## EXERCISE AIM
Check every line of the data below for the string "Secondary", and copy the ones that hold it.
───── DATA
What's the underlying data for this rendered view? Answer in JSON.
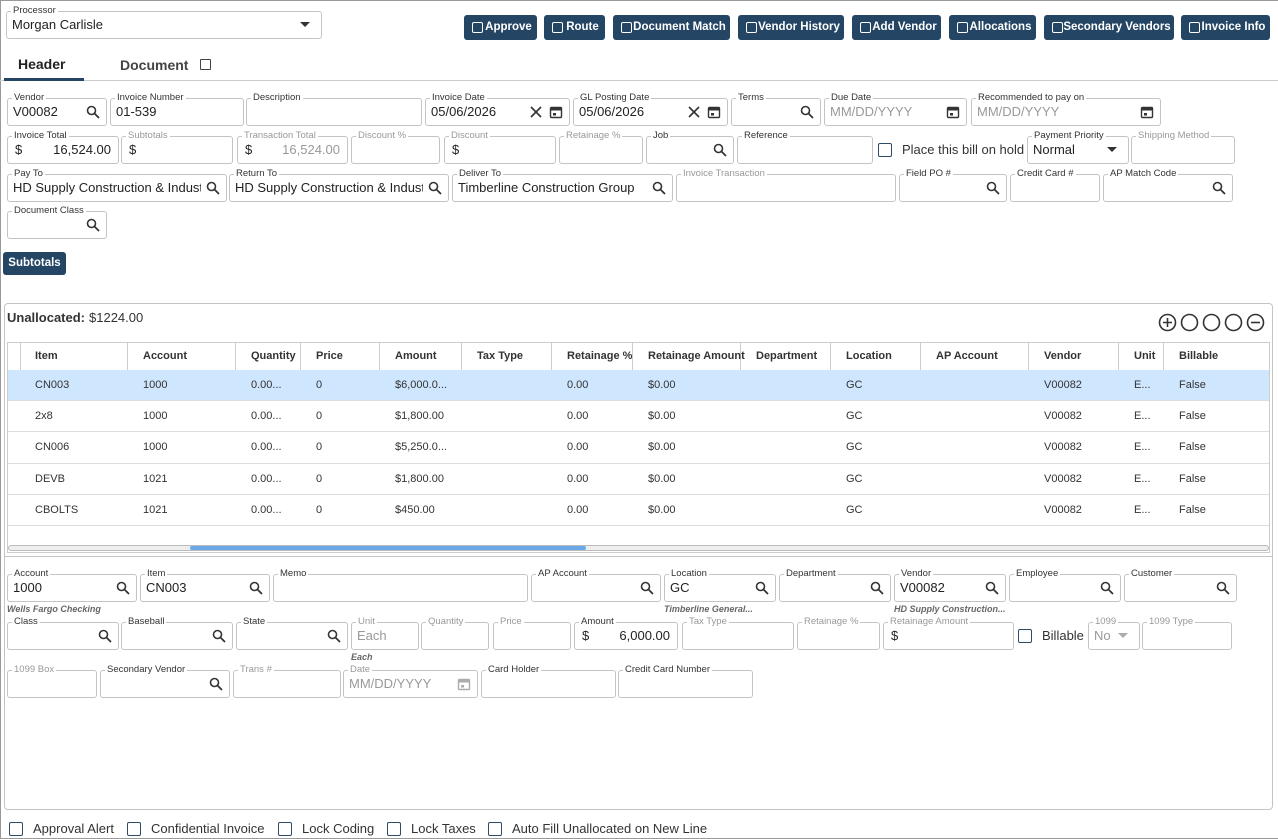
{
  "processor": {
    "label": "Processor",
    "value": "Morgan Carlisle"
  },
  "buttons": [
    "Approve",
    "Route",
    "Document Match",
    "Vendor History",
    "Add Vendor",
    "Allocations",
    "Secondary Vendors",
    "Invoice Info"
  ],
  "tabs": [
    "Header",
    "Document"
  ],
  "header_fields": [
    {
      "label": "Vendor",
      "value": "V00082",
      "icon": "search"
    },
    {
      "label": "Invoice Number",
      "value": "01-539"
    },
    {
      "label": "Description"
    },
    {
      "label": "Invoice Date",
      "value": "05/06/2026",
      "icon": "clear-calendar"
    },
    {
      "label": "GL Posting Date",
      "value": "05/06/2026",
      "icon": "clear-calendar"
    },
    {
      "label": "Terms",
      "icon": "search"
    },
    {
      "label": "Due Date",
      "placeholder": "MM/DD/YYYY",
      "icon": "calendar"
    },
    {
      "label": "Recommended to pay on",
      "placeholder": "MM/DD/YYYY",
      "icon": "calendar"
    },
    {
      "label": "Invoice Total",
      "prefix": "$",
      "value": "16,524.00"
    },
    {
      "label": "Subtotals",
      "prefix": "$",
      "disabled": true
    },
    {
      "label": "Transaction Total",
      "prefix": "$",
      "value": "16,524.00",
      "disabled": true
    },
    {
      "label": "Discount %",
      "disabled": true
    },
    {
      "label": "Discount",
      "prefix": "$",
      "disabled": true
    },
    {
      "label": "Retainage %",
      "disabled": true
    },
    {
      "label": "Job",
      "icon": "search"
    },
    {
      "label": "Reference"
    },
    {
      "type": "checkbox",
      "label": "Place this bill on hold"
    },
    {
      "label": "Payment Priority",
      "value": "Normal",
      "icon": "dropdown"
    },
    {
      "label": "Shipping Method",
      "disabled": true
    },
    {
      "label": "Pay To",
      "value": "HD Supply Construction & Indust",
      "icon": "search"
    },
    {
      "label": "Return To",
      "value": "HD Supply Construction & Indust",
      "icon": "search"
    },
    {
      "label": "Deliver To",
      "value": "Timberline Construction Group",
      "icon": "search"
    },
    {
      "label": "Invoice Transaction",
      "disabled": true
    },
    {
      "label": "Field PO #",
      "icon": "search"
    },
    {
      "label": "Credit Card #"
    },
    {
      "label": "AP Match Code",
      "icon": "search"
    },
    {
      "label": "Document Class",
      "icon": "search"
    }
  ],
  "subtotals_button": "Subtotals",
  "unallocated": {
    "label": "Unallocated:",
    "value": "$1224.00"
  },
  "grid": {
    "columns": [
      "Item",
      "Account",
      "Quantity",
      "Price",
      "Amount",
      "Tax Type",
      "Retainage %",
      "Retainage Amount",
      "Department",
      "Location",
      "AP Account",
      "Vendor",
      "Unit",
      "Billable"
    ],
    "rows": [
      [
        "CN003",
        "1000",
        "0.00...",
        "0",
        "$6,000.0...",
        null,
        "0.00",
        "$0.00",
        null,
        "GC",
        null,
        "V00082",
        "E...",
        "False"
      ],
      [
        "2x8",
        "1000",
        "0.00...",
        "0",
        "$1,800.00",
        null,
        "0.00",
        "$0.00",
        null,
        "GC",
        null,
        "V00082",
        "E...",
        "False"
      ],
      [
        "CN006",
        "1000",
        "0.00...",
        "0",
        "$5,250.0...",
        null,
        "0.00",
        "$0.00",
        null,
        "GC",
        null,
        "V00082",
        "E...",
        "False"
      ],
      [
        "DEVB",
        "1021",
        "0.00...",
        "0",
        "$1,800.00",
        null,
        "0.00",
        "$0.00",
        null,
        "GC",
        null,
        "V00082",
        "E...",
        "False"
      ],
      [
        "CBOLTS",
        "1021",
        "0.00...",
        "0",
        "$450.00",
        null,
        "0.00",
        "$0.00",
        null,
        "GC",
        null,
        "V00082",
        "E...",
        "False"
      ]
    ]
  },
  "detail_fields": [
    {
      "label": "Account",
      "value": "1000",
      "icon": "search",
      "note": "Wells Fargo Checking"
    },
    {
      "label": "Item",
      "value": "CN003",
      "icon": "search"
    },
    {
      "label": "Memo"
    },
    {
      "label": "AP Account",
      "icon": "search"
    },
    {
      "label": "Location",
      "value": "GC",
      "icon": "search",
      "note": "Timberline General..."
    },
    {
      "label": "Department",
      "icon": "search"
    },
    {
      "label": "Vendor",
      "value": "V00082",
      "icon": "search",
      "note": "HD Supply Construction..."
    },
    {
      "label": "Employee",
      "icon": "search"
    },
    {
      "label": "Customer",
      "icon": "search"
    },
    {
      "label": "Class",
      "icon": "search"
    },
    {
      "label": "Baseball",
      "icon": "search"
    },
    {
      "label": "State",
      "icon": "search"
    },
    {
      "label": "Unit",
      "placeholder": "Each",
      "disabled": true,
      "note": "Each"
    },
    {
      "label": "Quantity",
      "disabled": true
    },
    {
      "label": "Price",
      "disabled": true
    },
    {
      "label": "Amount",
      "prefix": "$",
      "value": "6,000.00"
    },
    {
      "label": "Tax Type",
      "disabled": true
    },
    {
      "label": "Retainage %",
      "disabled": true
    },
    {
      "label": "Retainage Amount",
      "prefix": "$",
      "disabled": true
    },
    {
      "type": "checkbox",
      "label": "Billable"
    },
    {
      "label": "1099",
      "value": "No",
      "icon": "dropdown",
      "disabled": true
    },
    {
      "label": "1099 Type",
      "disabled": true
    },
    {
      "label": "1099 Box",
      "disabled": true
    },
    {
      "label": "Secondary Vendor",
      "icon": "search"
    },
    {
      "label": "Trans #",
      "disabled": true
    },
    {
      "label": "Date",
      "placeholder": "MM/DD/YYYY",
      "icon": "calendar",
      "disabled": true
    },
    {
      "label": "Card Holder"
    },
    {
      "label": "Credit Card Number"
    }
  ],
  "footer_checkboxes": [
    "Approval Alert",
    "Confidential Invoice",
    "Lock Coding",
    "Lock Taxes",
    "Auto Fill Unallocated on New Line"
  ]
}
──────────
───── DATA
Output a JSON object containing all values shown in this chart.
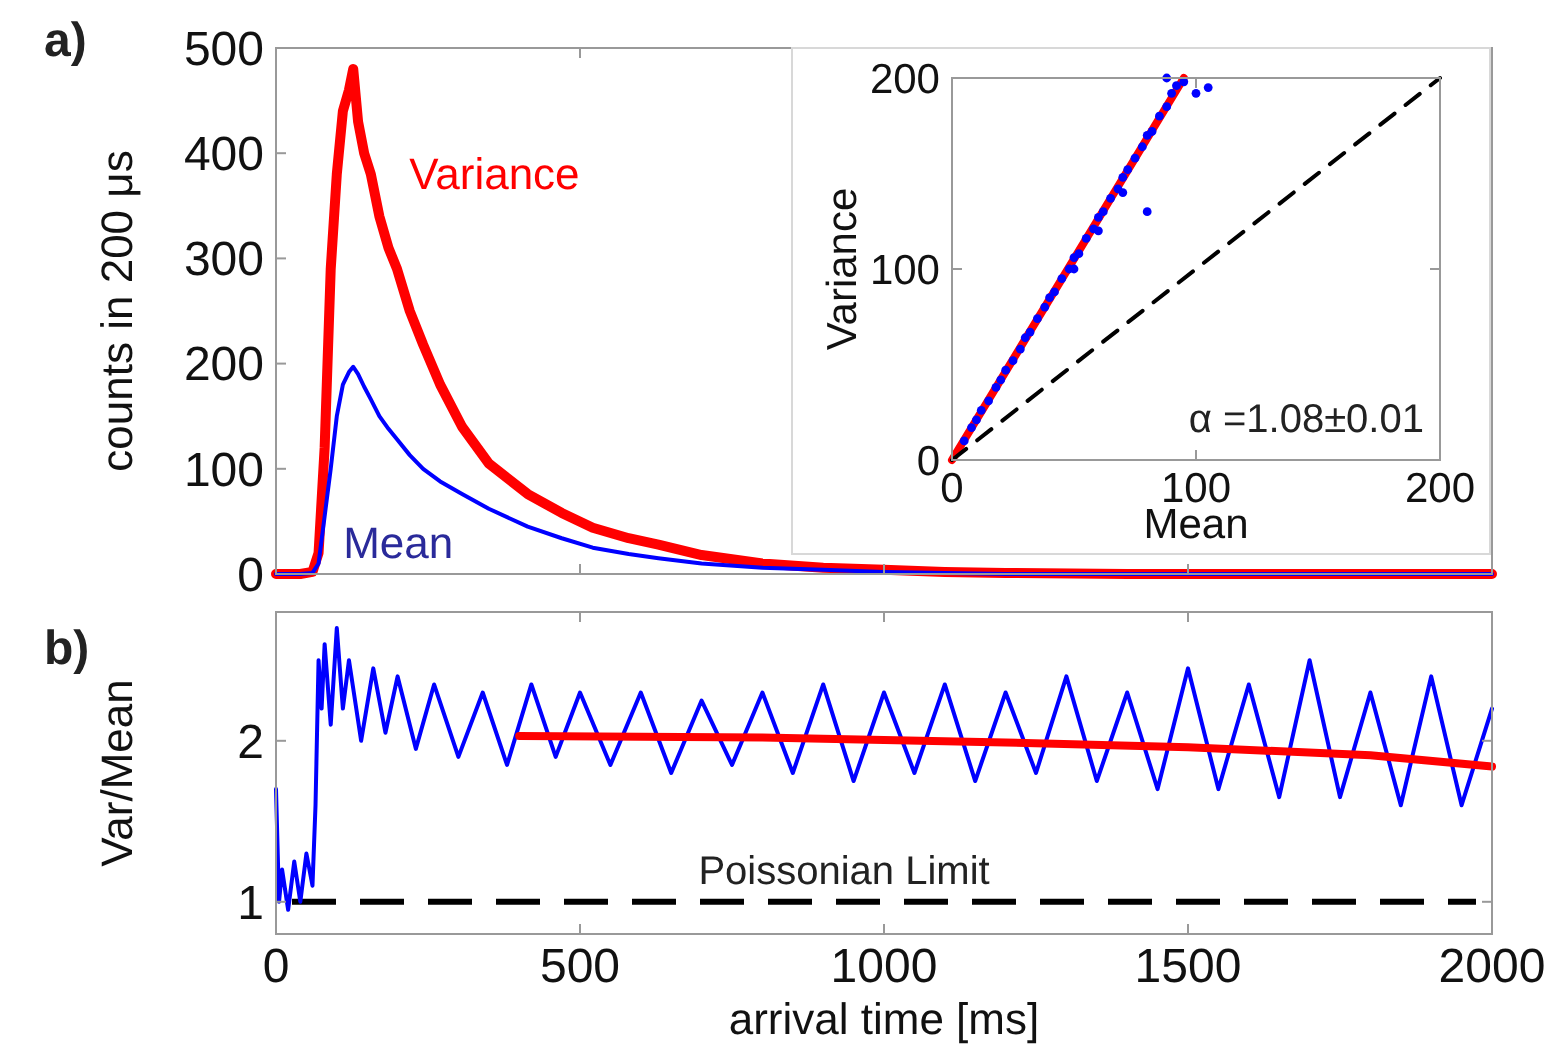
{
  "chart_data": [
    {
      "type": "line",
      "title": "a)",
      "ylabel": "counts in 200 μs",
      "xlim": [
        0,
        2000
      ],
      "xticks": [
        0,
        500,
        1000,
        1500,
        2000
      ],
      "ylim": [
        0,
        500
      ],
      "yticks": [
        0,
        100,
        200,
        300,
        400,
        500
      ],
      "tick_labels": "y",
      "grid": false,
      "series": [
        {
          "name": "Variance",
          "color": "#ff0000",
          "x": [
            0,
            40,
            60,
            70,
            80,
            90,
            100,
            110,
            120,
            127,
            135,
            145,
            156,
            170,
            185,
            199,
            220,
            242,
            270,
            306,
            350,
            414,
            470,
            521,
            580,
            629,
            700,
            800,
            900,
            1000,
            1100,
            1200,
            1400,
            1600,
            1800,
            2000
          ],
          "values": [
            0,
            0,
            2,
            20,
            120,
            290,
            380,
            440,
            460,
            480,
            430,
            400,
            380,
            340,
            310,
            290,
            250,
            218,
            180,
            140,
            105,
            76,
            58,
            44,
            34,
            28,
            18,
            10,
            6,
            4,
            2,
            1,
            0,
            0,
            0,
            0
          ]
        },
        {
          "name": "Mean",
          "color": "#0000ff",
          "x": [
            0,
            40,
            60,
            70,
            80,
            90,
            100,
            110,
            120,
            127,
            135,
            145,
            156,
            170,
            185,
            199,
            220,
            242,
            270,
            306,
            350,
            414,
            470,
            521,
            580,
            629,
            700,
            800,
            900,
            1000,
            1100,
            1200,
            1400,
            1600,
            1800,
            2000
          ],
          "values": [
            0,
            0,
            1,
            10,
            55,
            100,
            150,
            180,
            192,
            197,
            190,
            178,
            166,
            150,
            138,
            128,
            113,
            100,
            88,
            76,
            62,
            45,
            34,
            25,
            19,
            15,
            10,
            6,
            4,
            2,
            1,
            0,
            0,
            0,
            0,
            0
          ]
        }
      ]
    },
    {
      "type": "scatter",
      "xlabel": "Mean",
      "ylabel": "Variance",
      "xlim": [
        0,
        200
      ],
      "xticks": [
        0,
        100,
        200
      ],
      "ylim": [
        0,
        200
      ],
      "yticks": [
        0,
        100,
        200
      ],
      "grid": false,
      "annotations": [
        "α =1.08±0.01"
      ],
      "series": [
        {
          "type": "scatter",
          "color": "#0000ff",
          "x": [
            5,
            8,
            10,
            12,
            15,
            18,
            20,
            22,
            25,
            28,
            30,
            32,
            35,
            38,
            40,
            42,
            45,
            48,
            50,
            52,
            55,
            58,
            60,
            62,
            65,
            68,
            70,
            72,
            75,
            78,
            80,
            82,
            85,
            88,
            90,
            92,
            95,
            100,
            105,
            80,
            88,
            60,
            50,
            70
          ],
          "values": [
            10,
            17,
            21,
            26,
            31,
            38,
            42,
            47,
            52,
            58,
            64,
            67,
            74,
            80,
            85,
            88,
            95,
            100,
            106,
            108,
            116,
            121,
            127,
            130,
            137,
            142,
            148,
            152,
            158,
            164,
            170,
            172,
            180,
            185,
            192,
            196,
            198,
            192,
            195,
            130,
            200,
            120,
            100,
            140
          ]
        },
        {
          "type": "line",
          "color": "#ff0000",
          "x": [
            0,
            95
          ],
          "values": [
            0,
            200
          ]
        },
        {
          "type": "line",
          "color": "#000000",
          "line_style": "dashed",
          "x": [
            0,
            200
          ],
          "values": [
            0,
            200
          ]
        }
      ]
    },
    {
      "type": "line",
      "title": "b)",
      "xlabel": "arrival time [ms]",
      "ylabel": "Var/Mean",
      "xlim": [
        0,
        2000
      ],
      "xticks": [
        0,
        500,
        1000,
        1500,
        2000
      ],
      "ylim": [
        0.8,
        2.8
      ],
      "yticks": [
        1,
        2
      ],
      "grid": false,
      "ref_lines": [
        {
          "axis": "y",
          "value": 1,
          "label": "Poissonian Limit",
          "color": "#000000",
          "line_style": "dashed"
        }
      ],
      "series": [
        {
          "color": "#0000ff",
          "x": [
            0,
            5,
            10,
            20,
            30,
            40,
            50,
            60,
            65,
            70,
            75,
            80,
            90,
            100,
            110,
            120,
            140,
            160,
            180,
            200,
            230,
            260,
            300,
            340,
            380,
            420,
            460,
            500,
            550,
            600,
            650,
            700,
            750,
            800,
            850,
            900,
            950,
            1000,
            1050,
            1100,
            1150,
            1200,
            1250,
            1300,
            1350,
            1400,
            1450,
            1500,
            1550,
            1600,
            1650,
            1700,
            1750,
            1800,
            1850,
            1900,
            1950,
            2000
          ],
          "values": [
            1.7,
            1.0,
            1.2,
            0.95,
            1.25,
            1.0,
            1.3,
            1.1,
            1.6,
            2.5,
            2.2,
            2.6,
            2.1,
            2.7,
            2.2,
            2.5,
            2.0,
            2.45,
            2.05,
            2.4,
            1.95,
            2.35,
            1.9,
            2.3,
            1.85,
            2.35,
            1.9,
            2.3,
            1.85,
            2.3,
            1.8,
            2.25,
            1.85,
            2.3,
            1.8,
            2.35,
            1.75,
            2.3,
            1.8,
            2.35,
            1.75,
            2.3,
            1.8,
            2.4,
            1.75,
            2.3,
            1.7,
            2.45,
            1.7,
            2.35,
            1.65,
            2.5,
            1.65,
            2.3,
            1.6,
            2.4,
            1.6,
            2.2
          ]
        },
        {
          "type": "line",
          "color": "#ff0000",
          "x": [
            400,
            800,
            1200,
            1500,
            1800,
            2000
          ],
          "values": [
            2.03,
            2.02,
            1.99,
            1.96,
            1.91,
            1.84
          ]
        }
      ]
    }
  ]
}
──────────
───── DATA
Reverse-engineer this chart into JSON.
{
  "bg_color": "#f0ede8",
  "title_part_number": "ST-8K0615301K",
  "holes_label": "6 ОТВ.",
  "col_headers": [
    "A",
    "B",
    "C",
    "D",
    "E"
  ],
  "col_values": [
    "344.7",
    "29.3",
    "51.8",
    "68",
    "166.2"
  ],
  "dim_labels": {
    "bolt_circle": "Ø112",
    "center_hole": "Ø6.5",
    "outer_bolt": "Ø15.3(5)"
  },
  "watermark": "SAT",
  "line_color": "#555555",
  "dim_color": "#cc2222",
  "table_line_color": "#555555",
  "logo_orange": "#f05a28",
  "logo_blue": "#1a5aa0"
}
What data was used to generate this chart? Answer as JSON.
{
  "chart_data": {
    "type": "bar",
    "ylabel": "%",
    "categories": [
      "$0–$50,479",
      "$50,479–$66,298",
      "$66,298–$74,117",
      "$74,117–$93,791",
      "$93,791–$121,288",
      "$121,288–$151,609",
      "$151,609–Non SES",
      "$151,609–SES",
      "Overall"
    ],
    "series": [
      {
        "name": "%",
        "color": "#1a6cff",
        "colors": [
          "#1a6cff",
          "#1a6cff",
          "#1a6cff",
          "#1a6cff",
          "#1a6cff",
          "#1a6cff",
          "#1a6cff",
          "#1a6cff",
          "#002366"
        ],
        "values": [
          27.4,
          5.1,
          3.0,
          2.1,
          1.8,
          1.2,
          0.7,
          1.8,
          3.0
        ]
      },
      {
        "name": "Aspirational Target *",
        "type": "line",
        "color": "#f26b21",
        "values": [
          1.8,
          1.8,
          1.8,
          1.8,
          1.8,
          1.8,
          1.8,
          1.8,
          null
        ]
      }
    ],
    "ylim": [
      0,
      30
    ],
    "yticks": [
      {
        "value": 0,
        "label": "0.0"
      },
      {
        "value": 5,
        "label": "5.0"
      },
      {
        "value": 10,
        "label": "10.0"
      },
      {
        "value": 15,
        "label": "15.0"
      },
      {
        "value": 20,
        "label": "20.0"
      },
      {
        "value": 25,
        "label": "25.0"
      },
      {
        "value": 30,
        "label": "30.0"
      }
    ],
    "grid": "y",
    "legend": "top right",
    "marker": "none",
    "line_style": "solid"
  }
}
──────────
## WRITTEN SOLUTION
    "Secondary Vendors",
      "label": "Secondary Vendor",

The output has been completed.